begin RECORDS SHOWN

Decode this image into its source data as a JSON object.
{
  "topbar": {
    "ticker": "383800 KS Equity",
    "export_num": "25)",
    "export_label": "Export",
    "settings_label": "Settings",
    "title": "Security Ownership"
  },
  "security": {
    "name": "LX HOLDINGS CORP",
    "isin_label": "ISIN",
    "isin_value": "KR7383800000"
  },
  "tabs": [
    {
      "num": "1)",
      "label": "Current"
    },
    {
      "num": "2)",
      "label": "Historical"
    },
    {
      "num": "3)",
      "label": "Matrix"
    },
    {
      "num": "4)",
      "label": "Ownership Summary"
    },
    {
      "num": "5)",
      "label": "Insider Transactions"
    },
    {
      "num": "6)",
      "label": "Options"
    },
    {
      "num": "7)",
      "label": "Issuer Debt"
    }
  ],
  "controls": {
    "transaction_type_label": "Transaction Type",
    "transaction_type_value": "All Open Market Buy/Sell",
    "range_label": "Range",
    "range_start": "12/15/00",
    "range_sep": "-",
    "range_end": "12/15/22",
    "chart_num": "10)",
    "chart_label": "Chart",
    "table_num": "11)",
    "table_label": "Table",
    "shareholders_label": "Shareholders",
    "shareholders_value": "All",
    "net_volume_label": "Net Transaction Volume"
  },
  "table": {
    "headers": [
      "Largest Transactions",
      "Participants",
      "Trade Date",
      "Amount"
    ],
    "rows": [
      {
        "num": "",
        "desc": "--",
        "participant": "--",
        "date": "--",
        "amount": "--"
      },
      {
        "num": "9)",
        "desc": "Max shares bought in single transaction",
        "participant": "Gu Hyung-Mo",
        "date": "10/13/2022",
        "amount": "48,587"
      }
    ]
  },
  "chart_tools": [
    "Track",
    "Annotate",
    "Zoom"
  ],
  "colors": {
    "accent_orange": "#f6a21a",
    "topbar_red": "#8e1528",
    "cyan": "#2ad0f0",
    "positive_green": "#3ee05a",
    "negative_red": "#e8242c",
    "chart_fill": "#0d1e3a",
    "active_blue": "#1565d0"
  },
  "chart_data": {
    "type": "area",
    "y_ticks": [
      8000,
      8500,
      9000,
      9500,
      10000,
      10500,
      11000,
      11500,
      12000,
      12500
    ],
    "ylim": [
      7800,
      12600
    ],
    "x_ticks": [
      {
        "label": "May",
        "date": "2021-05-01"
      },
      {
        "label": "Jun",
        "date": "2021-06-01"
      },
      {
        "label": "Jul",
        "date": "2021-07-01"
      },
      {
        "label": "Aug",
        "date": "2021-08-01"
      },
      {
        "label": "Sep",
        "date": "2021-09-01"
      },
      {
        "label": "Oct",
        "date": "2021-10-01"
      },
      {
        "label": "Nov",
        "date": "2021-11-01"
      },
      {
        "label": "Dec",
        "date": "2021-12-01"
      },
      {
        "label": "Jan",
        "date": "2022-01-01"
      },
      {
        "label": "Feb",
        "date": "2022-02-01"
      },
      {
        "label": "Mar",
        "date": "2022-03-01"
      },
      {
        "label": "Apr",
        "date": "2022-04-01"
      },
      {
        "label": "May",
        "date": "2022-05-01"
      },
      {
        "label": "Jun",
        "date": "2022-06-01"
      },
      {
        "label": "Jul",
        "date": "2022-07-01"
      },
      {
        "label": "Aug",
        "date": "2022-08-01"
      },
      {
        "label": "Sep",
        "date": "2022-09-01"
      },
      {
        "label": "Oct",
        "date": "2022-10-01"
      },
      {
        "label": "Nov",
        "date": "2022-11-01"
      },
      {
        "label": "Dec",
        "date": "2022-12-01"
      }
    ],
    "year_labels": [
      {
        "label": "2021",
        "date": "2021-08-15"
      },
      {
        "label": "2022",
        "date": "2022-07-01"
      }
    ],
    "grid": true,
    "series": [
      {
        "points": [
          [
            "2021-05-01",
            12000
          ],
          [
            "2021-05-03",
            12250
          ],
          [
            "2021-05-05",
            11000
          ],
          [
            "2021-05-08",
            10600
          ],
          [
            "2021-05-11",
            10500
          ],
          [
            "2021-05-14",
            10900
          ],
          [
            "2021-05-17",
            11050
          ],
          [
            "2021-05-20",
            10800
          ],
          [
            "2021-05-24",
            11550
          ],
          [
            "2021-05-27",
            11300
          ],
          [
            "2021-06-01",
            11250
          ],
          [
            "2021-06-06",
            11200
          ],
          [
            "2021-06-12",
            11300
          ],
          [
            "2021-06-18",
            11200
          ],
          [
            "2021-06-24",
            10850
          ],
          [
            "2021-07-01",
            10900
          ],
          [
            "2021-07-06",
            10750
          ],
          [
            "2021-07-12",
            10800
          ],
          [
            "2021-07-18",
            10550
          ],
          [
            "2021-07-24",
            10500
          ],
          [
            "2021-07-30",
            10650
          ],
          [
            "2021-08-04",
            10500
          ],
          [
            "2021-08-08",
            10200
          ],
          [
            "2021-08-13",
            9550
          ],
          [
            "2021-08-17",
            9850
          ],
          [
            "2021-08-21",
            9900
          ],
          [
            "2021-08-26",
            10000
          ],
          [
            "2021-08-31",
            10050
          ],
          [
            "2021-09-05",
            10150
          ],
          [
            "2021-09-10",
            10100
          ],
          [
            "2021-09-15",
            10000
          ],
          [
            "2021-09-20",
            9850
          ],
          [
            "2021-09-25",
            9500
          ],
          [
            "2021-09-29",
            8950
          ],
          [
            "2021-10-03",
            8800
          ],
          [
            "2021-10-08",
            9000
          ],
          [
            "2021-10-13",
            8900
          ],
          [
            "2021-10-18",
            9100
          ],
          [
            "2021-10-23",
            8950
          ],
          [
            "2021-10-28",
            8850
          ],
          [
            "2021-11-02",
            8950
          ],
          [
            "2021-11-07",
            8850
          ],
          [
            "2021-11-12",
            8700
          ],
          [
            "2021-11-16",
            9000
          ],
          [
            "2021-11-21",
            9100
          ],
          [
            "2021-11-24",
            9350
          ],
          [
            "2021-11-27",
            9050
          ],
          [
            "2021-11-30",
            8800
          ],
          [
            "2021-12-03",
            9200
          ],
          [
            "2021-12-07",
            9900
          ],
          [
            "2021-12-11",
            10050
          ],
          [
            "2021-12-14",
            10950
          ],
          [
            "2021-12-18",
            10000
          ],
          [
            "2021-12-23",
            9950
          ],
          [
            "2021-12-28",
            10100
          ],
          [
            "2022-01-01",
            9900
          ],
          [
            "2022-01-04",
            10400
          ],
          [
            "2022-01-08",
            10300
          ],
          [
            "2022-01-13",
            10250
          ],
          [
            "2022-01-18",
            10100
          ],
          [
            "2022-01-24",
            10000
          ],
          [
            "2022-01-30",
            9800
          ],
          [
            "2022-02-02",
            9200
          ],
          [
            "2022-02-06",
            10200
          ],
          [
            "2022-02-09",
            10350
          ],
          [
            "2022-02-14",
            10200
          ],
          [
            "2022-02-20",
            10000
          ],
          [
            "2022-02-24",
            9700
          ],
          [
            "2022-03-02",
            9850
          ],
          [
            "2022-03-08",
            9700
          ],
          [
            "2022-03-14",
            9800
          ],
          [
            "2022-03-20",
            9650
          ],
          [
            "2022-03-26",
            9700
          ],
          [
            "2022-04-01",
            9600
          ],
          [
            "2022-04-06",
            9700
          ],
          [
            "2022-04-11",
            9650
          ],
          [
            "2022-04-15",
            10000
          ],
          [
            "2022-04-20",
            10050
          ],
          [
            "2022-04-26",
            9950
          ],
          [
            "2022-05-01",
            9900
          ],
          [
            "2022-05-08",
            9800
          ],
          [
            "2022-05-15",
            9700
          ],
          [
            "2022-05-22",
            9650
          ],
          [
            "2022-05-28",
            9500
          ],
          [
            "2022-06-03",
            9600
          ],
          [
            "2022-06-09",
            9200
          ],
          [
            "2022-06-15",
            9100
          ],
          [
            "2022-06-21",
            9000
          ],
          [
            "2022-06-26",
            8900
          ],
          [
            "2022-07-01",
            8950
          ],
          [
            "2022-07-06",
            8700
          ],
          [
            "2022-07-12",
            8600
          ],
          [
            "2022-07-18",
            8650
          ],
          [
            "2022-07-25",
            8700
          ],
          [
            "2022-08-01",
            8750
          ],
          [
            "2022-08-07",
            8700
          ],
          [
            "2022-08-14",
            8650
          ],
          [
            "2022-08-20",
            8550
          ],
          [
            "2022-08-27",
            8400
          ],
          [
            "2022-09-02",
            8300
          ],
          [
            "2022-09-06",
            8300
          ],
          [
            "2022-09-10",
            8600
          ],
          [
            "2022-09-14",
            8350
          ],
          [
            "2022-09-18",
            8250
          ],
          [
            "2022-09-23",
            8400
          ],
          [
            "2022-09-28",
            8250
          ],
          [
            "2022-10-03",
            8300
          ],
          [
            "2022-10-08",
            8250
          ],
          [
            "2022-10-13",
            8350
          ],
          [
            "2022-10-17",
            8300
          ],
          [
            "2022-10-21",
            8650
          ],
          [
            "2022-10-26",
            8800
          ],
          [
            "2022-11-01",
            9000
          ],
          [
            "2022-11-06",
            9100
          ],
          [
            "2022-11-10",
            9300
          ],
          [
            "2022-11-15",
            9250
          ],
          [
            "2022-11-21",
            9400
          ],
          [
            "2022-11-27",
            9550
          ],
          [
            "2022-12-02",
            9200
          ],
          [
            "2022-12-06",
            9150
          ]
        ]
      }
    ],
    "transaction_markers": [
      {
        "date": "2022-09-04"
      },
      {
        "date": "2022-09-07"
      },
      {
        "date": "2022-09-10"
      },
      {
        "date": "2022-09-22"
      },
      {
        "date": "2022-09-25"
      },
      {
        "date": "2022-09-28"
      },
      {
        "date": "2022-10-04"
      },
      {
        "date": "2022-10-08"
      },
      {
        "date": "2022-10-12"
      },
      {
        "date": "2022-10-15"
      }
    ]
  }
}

end RECORDS SHOWN

- THE EXERCISE: Gather up every line from the listing above in which the word "Ownership" occurs.

- FULL RESPONSE:
    "title": "Security Ownership"
      "label": "Ownership Summary"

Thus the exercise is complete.